• **What you are asked to do**: Isolate every line in the records below with "Parent" in it.

___

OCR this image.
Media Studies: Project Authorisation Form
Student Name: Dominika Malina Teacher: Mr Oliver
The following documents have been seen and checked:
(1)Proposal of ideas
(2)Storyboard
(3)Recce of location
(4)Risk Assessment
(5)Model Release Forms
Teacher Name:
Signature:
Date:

___

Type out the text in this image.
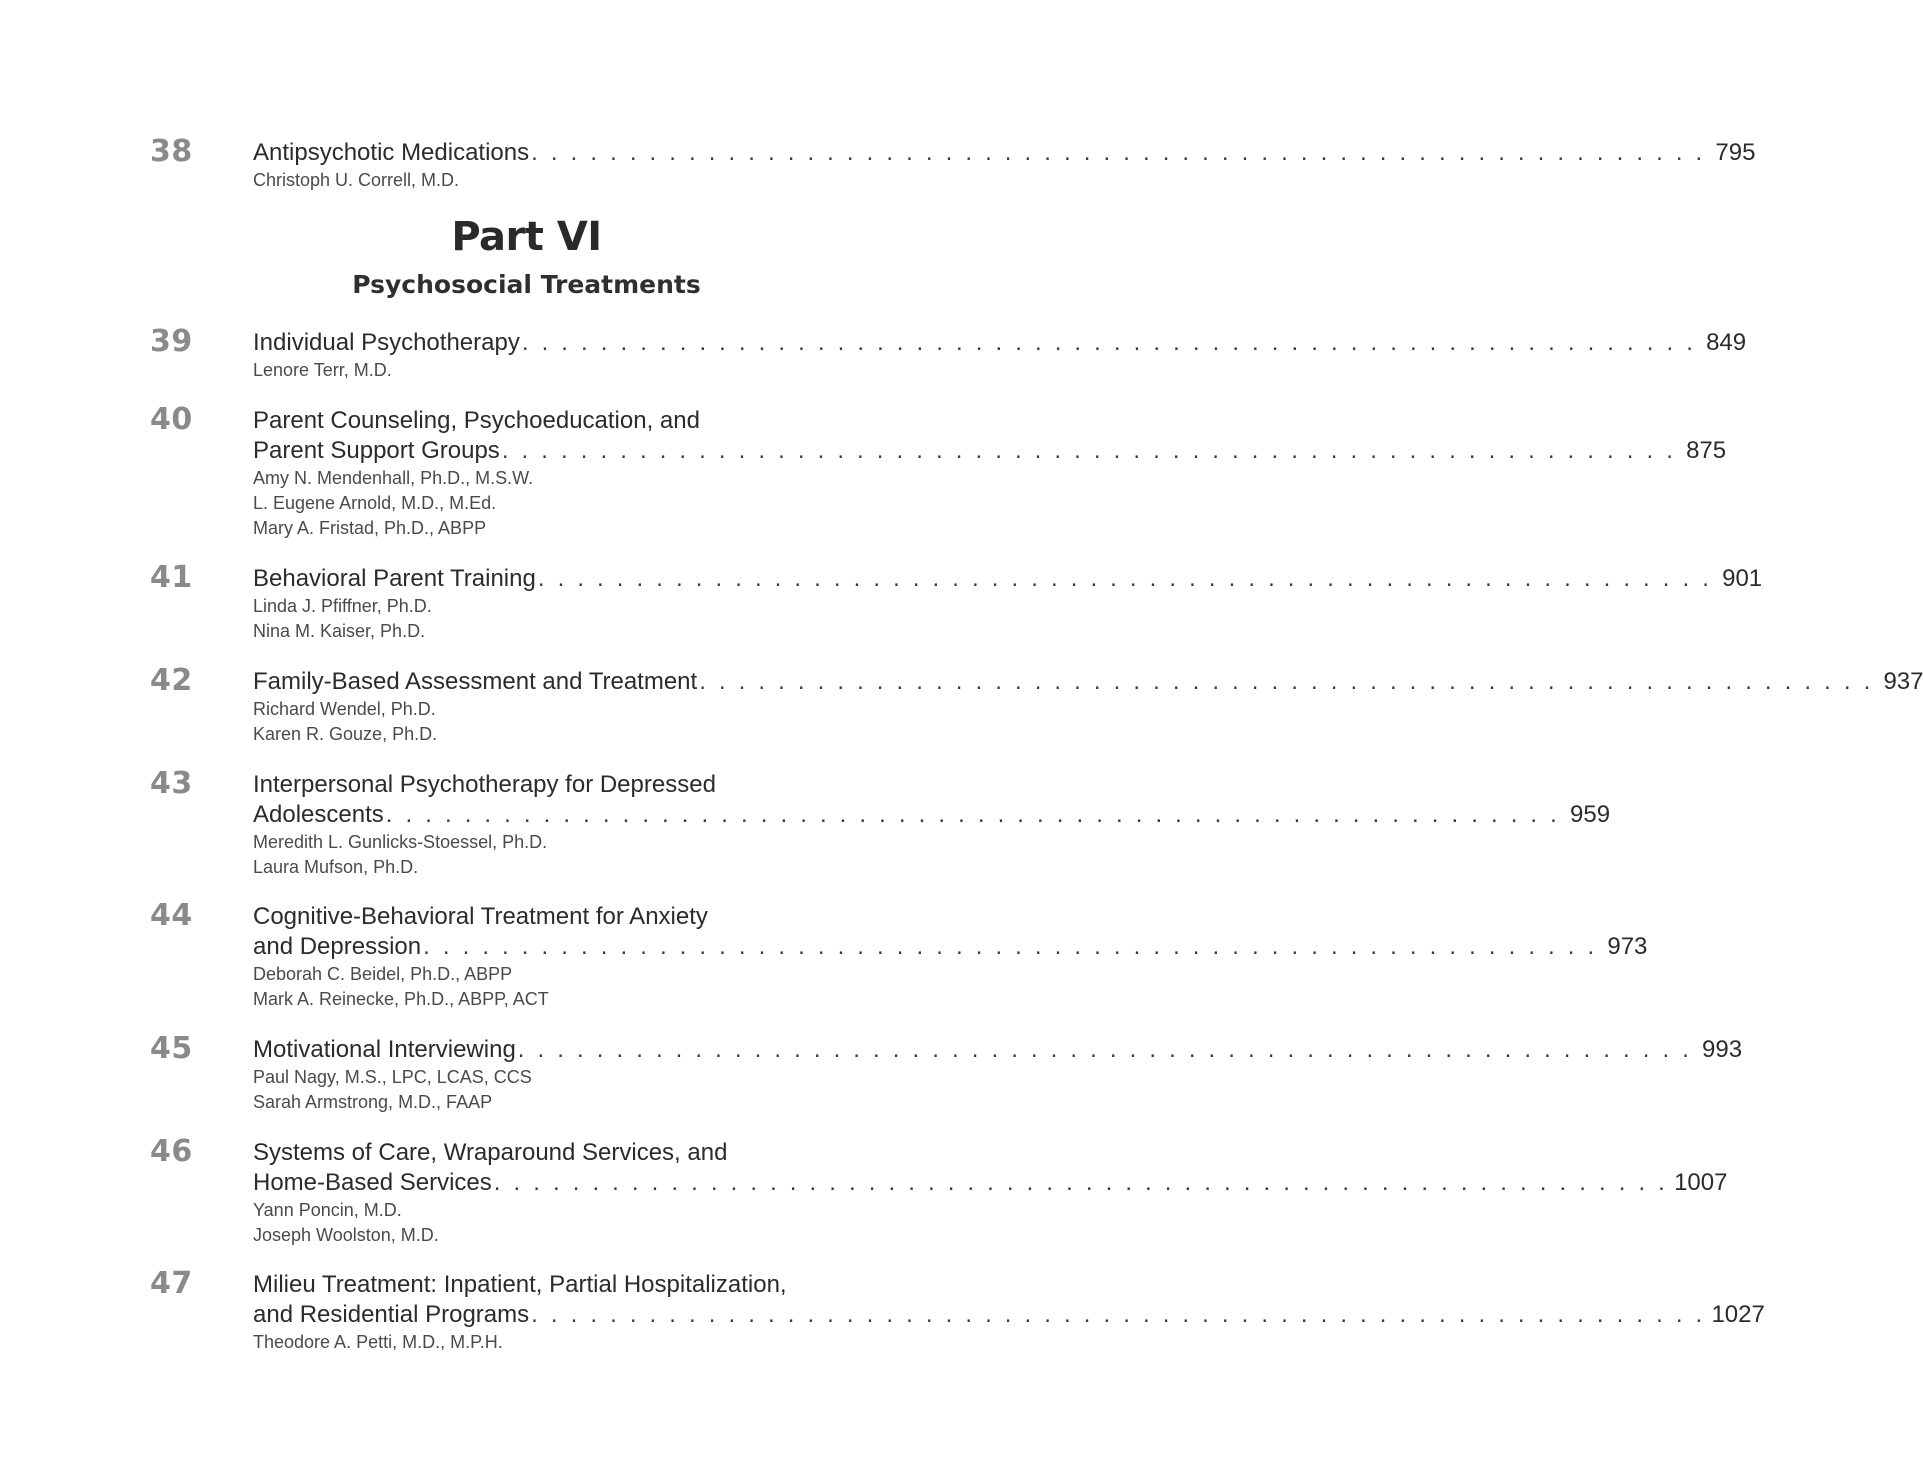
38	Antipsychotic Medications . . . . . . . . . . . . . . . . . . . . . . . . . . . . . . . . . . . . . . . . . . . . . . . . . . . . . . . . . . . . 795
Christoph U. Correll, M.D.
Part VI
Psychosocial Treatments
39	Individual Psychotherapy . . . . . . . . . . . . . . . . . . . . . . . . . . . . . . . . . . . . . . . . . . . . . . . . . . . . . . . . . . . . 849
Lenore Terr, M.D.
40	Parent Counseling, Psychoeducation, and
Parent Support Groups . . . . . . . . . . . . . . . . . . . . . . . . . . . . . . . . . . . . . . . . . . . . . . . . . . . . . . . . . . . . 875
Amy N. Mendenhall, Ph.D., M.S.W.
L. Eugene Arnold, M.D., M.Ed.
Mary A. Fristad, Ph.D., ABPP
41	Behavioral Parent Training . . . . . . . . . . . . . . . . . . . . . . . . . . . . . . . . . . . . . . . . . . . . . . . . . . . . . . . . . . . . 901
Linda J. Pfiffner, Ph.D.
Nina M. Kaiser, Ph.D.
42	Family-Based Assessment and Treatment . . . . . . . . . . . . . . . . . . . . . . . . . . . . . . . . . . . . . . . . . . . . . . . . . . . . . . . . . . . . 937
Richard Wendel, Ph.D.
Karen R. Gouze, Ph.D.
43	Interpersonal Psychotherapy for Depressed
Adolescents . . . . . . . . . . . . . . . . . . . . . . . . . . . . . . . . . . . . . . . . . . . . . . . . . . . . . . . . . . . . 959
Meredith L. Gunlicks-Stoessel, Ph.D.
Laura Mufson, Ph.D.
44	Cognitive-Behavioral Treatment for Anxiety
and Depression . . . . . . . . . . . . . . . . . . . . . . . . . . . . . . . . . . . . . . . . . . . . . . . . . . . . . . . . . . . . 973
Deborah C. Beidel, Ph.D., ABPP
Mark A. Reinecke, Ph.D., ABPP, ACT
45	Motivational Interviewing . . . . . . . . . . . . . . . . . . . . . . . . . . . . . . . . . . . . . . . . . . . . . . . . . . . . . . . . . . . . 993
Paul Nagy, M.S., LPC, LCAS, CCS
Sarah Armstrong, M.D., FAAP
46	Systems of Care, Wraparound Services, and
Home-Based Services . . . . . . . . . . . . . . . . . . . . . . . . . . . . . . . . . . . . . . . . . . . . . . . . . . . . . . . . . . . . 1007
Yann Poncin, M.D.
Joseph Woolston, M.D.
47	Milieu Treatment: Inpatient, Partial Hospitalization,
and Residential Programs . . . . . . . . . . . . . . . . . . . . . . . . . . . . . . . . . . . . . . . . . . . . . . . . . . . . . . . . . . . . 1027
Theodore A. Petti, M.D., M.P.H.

___

• **Task result**:
40	Parent Counseling, Psychoeducation, and
Parent Support Groups . . . . . . . . . . . . . . . . . . . . . . . . . . . . . . . . . . . . . . . . . . . . . . . . . . . . . . . . . . . . 875
41	Behavioral Parent Training . . . . . . . . . . . . . . . . . . . . . . . . . . . . . . . . . . . . . . . . . . . . . . . . . . . . . . . . . . . . 901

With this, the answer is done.